- WHAT YOU NEED TO DO:
Replace each occurrence of "quarter-label" with "period-label" throughout the entries, and write all the entries out again with nothing else altered.

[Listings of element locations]

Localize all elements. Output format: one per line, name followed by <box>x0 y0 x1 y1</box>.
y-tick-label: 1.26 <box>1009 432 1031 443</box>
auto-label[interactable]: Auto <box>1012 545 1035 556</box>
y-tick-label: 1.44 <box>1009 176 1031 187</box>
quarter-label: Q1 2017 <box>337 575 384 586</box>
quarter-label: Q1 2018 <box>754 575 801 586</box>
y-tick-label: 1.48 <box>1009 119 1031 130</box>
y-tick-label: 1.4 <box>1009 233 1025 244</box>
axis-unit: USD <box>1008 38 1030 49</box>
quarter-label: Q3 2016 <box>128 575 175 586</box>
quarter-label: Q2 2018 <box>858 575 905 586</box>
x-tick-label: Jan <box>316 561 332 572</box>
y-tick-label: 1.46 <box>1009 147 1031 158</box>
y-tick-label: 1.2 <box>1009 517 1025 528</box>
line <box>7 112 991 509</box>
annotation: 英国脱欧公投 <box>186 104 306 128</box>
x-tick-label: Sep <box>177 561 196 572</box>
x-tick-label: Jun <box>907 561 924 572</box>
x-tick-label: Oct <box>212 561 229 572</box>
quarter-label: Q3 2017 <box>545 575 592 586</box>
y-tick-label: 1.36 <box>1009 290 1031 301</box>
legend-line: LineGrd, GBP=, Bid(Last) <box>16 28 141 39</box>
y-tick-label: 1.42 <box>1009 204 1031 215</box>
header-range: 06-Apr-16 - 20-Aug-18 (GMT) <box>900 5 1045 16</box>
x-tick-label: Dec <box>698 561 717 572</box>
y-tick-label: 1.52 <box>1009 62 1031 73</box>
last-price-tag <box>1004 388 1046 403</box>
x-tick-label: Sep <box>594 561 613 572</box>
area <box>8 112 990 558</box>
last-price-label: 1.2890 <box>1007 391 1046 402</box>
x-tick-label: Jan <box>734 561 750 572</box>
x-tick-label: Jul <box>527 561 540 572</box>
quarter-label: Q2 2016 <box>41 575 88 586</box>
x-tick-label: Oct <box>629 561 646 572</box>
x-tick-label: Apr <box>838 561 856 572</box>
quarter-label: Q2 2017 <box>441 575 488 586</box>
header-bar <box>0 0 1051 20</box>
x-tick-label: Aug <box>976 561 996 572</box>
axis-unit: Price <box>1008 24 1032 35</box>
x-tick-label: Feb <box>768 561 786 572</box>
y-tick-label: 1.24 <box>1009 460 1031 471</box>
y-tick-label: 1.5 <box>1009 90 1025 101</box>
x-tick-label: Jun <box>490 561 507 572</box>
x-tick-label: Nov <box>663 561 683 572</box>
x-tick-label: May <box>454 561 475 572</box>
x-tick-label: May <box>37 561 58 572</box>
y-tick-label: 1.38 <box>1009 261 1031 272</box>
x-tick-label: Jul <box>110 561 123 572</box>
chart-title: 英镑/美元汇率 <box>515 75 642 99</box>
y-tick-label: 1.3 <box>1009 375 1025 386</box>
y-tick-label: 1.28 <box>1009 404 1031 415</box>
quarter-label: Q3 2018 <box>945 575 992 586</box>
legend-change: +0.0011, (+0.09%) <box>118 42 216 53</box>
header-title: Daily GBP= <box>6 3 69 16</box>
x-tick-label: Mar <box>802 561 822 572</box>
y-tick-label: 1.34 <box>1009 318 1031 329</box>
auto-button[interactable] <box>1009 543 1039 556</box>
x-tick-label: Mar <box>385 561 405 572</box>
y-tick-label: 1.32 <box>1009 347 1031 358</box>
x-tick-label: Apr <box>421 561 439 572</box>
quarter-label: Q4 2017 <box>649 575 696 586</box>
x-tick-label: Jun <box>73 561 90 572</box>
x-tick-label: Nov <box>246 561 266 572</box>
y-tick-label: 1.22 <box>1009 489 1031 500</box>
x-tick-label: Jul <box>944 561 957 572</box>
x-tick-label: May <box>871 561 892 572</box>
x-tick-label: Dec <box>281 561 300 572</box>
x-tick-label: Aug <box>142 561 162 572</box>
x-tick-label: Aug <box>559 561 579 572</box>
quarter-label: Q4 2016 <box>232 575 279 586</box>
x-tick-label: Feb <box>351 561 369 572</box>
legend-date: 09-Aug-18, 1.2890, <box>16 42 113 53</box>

- FINISHED TASK:
Localize all elements. Output format: one per line, name followed by <box>x0 y0 x1 y1</box>.
y-tick-label: 1.26 <box>1009 432 1031 443</box>
auto-label[interactable]: Auto <box>1012 545 1035 556</box>
y-tick-label: 1.44 <box>1009 176 1031 187</box>
period-label: Q1 2017 <box>337 575 384 586</box>
period-label: Q1 2018 <box>754 575 801 586</box>
y-tick-label: 1.48 <box>1009 119 1031 130</box>
y-tick-label: 1.4 <box>1009 233 1025 244</box>
axis-unit: USD <box>1008 38 1030 49</box>
period-label: Q3 2016 <box>128 575 175 586</box>
period-label: Q2 2018 <box>858 575 905 586</box>
x-tick-label: Jan <box>316 561 332 572</box>
y-tick-label: 1.46 <box>1009 147 1031 158</box>
y-tick-label: 1.2 <box>1009 517 1025 528</box>
line <box>7 112 991 509</box>
annotation: 英国脱欧公投 <box>186 104 306 128</box>
x-tick-label: Sep <box>177 561 196 572</box>
x-tick-label: Jun <box>907 561 924 572</box>
x-tick-label: Oct <box>212 561 229 572</box>
period-label: Q3 2017 <box>545 575 592 586</box>
y-tick-label: 1.36 <box>1009 290 1031 301</box>
legend-line: LineGrd, GBP=, Bid(Last) <box>16 28 141 39</box>
y-tick-label: 1.42 <box>1009 204 1031 215</box>
header-range: 06-Apr-16 - 20-Aug-18 (GMT) <box>900 5 1045 16</box>
x-tick-label: Dec <box>698 561 717 572</box>
y-tick-label: 1.52 <box>1009 62 1031 73</box>
last-price-tag <box>1004 388 1046 403</box>
x-tick-label: Sep <box>594 561 613 572</box>
area <box>8 112 990 558</box>
last-price-label: 1.2890 <box>1007 391 1046 402</box>
x-tick-label: Jan <box>734 561 750 572</box>
x-tick-label: Jul <box>527 561 540 572</box>
period-label: Q2 2016 <box>41 575 88 586</box>
x-tick-label: Oct <box>629 561 646 572</box>
x-tick-label: Apr <box>838 561 856 572</box>
period-label: Q2 2017 <box>441 575 488 586</box>
header-bar <box>0 0 1051 20</box>
x-tick-label: Aug <box>976 561 996 572</box>
axis-unit: Price <box>1008 24 1032 35</box>
x-tick-label: Feb <box>768 561 786 572</box>
y-tick-label: 1.24 <box>1009 460 1031 471</box>
y-tick-label: 1.5 <box>1009 90 1025 101</box>
x-tick-label: Jun <box>490 561 507 572</box>
x-tick-label: Nov <box>663 561 683 572</box>
x-tick-label: May <box>454 561 475 572</box>
x-tick-label: May <box>37 561 58 572</box>
y-tick-label: 1.38 <box>1009 261 1031 272</box>
x-tick-label: Jul <box>110 561 123 572</box>
chart-title: 英镑/美元汇率 <box>515 75 642 99</box>
y-tick-label: 1.3 <box>1009 375 1025 386</box>
y-tick-label: 1.28 <box>1009 404 1031 415</box>
period-label: Q3 2018 <box>945 575 992 586</box>
legend-change: +0.0011, (+0.09%) <box>118 42 216 53</box>
header-title: Daily GBP= <box>6 3 69 16</box>
x-tick-label: Mar <box>802 561 822 572</box>
y-tick-label: 1.34 <box>1009 318 1031 329</box>
auto-button[interactable] <box>1009 543 1039 556</box>
x-tick-label: Mar <box>385 561 405 572</box>
y-tick-label: 1.32 <box>1009 347 1031 358</box>
x-tick-label: Apr <box>421 561 439 572</box>
period-label: Q4 2017 <box>649 575 696 586</box>
x-tick-label: Jun <box>73 561 90 572</box>
x-tick-label: Nov <box>246 561 266 572</box>
y-tick-label: 1.22 <box>1009 489 1031 500</box>
x-tick-label: Jul <box>944 561 957 572</box>
x-tick-label: May <box>871 561 892 572</box>
x-tick-label: Dec <box>281 561 300 572</box>
x-tick-label: Aug <box>142 561 162 572</box>
x-tick-label: Aug <box>559 561 579 572</box>
period-label: Q4 2016 <box>232 575 279 586</box>
x-tick-label: Feb <box>351 561 369 572</box>
legend-date: 09-Aug-18, 1.2890, <box>16 42 113 53</box>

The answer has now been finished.